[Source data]
↓
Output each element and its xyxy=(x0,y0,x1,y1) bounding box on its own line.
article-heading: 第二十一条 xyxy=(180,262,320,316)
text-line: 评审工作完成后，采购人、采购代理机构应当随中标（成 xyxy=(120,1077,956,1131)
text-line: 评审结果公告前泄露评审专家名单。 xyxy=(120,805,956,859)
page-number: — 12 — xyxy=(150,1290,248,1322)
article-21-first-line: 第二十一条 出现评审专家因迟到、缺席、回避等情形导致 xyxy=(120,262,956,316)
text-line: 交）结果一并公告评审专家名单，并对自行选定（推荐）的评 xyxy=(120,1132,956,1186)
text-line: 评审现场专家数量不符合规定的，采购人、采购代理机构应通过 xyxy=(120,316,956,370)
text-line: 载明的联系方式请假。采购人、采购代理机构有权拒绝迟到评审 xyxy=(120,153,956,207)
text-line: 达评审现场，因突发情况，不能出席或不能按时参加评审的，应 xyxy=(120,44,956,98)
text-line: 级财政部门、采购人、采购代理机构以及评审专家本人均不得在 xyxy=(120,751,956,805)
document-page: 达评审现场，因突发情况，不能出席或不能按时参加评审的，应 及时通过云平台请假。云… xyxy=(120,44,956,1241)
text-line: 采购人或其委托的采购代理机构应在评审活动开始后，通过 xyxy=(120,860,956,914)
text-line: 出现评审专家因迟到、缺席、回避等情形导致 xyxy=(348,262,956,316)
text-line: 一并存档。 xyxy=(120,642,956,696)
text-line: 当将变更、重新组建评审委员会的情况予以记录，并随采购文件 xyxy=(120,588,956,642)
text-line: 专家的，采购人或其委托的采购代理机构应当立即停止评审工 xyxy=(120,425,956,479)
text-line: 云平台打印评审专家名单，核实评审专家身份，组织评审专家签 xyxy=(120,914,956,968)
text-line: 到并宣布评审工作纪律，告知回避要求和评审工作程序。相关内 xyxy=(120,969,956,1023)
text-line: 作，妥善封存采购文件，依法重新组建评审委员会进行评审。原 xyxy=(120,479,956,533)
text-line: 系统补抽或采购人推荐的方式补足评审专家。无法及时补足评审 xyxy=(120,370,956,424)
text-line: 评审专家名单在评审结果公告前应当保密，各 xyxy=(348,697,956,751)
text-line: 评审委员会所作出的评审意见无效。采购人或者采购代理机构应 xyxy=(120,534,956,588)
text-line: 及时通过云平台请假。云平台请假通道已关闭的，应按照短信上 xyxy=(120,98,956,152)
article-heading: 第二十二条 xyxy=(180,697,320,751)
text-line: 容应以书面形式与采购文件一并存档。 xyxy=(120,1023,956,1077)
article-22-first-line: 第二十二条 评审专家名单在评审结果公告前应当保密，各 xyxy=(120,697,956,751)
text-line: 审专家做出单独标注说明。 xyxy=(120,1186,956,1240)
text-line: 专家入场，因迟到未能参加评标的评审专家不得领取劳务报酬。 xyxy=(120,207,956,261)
↑
↓
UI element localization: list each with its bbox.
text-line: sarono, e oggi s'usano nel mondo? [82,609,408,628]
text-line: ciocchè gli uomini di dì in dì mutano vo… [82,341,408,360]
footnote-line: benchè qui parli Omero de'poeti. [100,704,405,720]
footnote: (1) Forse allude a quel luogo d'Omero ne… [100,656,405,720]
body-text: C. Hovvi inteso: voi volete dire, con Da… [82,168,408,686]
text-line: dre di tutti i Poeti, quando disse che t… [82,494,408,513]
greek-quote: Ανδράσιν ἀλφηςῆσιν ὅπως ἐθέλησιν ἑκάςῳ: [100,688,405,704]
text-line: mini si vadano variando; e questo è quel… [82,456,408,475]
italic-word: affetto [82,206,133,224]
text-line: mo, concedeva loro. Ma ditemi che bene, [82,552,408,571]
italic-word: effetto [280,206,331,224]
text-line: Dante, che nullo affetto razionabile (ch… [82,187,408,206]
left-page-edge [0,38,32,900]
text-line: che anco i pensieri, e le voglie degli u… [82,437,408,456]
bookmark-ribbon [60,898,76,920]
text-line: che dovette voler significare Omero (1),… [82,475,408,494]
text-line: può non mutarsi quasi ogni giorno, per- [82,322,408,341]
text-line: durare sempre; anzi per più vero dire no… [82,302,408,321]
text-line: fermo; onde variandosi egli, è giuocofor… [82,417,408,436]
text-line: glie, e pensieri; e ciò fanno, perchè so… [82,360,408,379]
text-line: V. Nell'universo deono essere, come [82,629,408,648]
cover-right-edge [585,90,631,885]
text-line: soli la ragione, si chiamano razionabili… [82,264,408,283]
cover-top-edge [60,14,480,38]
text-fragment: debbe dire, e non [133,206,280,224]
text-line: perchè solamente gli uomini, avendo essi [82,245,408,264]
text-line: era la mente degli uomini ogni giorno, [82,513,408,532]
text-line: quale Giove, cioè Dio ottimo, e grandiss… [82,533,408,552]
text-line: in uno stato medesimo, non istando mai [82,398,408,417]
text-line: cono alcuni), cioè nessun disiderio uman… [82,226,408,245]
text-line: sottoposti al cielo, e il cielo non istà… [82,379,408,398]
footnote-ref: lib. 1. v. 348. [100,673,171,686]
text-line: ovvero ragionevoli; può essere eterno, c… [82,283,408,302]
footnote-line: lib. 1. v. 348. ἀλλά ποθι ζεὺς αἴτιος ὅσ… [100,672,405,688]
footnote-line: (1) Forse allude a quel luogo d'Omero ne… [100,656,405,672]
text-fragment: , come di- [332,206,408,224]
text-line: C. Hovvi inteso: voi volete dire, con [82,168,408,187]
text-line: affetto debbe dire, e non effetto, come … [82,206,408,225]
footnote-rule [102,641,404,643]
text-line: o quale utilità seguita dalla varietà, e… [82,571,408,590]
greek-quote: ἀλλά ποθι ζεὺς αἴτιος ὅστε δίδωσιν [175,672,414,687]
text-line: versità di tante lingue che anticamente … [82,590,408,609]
↑
◆ Exercise instructions
Report each line of the listing that contains the word "uomini".

◆ Finished answer
text-line: ciocchè gli uomini di dì in dì mutano vo… [82,341,408,360]
text-line: perchè solamente gli uomini, avendo essi [82,245,408,264]
text-line: era la mente degli uomini ogni giorno, [82,513,408,532]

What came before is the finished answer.